Material to process:
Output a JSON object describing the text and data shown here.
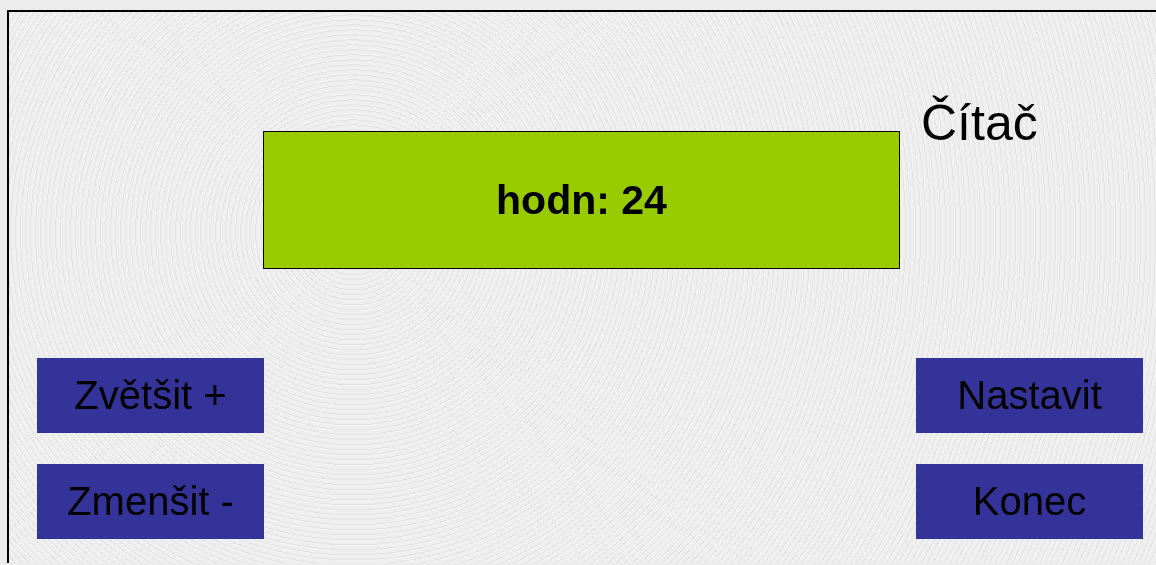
{
  "title": "Čítač",
  "display": {
    "text": "hodn: 24"
  },
  "left_buttons": [
    "Zvětšit +",
    "Zmenšit -"
  ],
  "right_buttons": [
    "Nastavit",
    "Konec"
  ]
}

Directive: Give back every line exactly as it stands, pictures excluded.

Reply:
Output a JSON object describing the text and data shown here.
{
  "title": "Čítač",
  "display": {
    "text": "hodn: 24"
  },
  "left_buttons": [
    "Zvětšit +",
    "Zmenšit -"
  ],
  "right_buttons": [
    "Nastavit",
    "Konec"
  ]
}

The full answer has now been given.